EXCERPTED DATA:
══════
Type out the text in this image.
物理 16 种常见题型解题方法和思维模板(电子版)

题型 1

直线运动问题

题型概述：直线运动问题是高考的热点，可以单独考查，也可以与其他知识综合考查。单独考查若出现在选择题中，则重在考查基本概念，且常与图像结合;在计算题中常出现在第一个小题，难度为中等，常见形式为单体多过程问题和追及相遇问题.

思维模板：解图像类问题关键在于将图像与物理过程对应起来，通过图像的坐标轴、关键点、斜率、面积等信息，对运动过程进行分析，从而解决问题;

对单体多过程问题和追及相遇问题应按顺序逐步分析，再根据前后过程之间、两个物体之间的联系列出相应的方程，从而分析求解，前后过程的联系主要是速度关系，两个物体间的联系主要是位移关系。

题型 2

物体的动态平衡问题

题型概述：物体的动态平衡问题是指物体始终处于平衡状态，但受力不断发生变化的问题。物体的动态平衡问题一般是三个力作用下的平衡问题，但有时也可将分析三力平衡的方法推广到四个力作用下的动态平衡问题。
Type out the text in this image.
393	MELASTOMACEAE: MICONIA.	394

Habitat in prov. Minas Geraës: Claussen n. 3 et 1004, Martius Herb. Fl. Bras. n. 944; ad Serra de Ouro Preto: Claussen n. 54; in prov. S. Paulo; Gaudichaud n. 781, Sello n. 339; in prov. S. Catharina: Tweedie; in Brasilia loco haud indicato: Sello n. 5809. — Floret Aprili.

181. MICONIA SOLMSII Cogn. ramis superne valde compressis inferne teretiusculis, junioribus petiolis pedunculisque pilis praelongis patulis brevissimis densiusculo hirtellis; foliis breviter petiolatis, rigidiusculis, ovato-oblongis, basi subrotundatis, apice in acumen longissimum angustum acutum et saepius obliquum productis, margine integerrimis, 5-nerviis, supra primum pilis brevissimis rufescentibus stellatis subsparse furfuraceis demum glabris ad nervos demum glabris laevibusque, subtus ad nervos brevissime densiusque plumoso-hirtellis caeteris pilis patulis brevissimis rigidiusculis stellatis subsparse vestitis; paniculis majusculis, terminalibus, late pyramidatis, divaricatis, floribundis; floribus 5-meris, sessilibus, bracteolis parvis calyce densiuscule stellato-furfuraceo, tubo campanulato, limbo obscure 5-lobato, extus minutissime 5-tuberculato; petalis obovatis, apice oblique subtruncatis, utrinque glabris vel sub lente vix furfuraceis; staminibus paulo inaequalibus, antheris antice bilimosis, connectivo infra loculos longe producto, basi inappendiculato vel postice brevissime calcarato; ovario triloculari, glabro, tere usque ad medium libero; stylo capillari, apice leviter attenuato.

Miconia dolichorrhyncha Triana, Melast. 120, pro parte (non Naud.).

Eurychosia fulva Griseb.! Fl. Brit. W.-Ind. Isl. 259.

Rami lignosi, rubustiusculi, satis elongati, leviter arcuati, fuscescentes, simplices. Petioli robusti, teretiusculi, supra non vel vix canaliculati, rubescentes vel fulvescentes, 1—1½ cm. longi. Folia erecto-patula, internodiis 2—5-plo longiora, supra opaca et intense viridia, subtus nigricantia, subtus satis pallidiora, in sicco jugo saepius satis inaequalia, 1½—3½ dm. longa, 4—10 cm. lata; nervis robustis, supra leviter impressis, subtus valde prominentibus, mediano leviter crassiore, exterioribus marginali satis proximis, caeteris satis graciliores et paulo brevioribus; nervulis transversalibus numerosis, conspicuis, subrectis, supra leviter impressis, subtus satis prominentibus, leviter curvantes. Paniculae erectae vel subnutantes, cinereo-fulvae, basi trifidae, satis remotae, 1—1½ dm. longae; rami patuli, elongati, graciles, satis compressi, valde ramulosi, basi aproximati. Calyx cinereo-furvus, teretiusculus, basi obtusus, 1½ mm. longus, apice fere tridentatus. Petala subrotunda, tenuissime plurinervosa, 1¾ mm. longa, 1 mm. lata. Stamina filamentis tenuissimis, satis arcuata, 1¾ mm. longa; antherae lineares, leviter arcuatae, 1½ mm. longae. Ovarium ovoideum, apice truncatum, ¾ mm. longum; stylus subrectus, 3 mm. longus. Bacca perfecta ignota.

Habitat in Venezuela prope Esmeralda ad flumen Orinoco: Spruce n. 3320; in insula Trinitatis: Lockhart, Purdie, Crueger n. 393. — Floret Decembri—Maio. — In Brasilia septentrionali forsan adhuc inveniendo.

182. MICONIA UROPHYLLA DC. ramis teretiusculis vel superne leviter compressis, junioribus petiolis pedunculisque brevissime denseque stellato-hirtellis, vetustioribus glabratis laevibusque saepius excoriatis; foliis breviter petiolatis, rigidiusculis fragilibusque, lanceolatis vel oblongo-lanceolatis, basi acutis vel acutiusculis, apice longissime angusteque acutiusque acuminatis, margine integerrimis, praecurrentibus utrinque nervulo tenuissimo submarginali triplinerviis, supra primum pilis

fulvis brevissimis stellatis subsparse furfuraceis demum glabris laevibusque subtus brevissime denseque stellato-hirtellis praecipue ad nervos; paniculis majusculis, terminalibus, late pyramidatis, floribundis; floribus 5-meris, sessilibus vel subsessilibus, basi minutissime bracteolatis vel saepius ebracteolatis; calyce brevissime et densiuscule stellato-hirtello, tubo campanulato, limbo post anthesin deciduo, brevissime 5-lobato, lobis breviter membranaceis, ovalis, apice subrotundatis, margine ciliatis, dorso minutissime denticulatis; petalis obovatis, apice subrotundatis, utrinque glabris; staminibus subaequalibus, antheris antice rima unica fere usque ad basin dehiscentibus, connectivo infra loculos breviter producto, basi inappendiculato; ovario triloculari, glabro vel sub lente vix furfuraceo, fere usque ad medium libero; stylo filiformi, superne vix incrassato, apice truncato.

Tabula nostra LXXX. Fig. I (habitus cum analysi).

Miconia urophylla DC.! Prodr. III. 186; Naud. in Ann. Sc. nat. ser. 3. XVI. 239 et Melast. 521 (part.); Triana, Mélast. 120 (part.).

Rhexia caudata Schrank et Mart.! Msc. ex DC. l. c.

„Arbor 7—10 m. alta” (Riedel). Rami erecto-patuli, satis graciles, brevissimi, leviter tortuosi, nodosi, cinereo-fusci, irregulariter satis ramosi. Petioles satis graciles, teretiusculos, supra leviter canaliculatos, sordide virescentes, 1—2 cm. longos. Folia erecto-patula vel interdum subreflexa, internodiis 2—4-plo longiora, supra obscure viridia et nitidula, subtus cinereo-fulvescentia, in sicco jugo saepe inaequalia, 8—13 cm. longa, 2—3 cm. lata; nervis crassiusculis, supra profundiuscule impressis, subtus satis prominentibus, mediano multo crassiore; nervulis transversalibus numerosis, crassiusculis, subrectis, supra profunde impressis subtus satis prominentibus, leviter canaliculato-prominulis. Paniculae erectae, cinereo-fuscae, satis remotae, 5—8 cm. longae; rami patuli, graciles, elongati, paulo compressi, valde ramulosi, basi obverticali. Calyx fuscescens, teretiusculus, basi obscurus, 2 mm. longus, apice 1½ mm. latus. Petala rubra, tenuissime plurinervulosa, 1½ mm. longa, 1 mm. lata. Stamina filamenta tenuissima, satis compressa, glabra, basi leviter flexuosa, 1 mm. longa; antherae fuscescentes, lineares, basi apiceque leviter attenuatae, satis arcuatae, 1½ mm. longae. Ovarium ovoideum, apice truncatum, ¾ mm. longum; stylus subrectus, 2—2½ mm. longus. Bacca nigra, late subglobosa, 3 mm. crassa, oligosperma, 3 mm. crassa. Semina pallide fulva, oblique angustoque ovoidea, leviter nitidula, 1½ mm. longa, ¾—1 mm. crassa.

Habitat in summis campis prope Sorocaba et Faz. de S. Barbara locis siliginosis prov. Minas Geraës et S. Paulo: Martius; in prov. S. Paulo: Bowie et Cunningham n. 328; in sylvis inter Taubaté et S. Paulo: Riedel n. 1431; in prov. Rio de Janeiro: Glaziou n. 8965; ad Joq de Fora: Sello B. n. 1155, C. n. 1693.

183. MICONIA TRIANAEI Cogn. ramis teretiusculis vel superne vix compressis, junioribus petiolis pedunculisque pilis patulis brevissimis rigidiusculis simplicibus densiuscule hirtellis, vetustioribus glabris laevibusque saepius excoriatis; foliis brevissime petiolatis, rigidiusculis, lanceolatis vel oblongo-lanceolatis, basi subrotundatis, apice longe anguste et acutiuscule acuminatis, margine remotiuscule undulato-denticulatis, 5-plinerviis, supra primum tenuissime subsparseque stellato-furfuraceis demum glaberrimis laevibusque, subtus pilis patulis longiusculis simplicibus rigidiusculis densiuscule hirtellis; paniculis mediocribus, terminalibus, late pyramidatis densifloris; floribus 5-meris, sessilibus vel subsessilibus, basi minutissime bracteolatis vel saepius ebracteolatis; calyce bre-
══════
EXERCISE BRIEF: Return the lines of the records that include the string "Minas".

SOLUTION TO THE PROBLEM:
Habitat in prov. Minas Geraës: Claussen n. 3 et 1004, Martius Herb. Fl. Bras. n. 944; ad Serra de Ouro Preto: Claussen n. 54; in prov. S. Paulo; Gaudichaud n. 781, Sello n. 339; in prov. S. Catharina: Tweedie; in Brasilia loco haud indicato: Sello n. 5809. — Floret Aprili.
Habitat in summis campis prope Sorocaba et Faz. de S. Barbara locis siliginosis prov. Minas Geraës et S. Paulo: Martius; in prov. S. Paulo: Bowie et Cunningham n. 328; in sylvis inter Taubaté et S. Paulo: Riedel n. 1431; in prov. Rio de Janeiro: Glaziou n. 8965; ad Joq de Fora: Sello B. n. 1155, C. n. 1693.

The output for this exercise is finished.